Challenge A: Repeat the part of the passage on communication as design that starts with the words "At the same time, communication design is" and ends with "processes and policies.".
Challenge B:
Answer these from the passage on communication as design:
(i) What does the abbreviation CAD stand for?
(ii) According to Harrison (2014), what two things can communication design be distinguished as?
(iii) What is communication design said not to be synonymous with?

[Start of Document]

Changing how individuals and collectives communicate can change the organizations and institutions with which they are involved. In particular, communication theory and research can empower individual and collective agency in enacting communicative interventions by helping understand how communicators make particular choices, and how they might make different ones. To do this, organizational communication researchers need to reconsider how individuals as well as groups, communities, and organizations create and refine messages and communication tools, as well as how they make choices about individual and collective objects of communication design; how they negotiate the goals, ideals, and logics relevant to those choices; and the implications of their choices for their ability to execute them in practice. Communication as design (CAD) brings attention not just to communication but to communicators’ choices about how they are communicating. CAD approaches can shed light on communication itself while also opening up communication as a site of intervention.

Design occurs when actors attempt to transform “something given into something preferred through intervention and invention,” and communication design “happens when there is an intervention into some ongoing activity through the invention of techniques, devices, and procedures that aim to redesign interactivity and thus shape the possibilities for communication” (Aakhus, 2007, p. 112). A CAD approach is a form of practical theory in that it can empower more useful and just forms of communication, address difficult social problems, and “open up new possibilities for action” (Barge & Craig, 2009, p. 55). CAD approaches are descriptive, but are also normative (Craig & Tracy, 1995, 2014; Edwards, Donovan, & Reis, 2013; Goldsmith, 2001) in the sense that design seeks choices and performances that reflect ideals of practice. These choices about communication can be informed by an understanding or critique of what is, and also a vision for what could or might be (Aakhus & Jackson, 2005; Henver, March, Park, & Ram, 2004; Nelson & Stolterman, 2012). CAD approaches jibe with the fundamental impulse to communicate well, to enact communicative action and practice in a way that achieves individuals’ and organizations’ desired ends (Craig & Tracy, 1995, 2014).

At the same time, communication design happens not just in specific moments of strategic and conscious intervention. Communicators make choices about their communication at all times as they, for example, connect with loved ones, seek help and advice in peer support, or talk about work problems. Harrison (2014) highlighted a relevant distinction between communication design as a process and a fact:

… the process of design is about the intentional creation of a communication interaction, system, or process. But elements of design may also emerge from interaction, or appear accidentally, and so design consists of particular elements of content, structure, and order that exist separate from the intentional process of creation, and thus exist as fact. (p. 2)

At the same time, communication design is not synonymous with strategic action or decision-making in general. Put simply, communication design involves communicative objects such as messages, interaction formats, communication tools and technologies, and communication processes and policies.

[End of Document]
[Start of Supplied material]

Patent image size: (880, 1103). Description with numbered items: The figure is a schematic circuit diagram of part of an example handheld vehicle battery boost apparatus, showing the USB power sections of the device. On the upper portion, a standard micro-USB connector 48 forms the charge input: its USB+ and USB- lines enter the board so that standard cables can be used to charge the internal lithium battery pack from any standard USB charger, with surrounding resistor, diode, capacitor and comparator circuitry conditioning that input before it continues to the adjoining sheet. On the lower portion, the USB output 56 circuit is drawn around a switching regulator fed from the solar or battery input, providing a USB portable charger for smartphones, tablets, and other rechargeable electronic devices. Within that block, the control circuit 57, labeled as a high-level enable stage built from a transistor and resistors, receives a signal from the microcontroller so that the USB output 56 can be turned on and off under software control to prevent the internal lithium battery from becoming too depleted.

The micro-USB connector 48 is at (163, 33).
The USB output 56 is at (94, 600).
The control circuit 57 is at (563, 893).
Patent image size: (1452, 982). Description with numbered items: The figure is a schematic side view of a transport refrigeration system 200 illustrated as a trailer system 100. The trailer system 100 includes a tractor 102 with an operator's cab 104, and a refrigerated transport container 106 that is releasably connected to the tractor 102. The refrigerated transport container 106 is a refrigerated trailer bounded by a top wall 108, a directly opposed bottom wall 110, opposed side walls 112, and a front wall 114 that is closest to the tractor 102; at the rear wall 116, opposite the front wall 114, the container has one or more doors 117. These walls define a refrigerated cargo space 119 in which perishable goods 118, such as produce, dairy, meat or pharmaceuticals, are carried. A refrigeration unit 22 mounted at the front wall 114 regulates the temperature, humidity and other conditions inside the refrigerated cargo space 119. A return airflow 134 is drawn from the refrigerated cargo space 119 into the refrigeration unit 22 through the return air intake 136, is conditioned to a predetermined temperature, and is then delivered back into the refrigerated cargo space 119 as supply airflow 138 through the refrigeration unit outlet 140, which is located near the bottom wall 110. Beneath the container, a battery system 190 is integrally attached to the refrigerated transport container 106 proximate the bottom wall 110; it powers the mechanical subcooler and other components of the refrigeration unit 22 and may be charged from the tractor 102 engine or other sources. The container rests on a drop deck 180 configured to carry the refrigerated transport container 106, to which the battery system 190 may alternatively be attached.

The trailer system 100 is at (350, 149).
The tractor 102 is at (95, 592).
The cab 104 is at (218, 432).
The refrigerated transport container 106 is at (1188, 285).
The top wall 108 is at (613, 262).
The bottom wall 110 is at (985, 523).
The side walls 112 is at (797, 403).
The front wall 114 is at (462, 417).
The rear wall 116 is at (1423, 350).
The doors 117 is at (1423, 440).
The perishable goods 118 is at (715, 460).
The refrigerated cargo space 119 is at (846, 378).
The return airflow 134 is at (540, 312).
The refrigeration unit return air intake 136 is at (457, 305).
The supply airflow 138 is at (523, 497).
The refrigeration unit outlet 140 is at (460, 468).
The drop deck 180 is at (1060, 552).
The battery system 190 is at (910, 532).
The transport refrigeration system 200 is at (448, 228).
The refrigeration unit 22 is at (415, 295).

[End of Supplied material]

Output A:
At the same time, communication design is not synonymous with strategic action or decision-making in general. Put simply, communication design involves communicative objects such as messages, interaction formats, communication tools and technologies, and communication processes and policies.

Output B:
(i) Communication as design.
(ii) A process and a fact.
(iii) Strategic action or decision-making in general.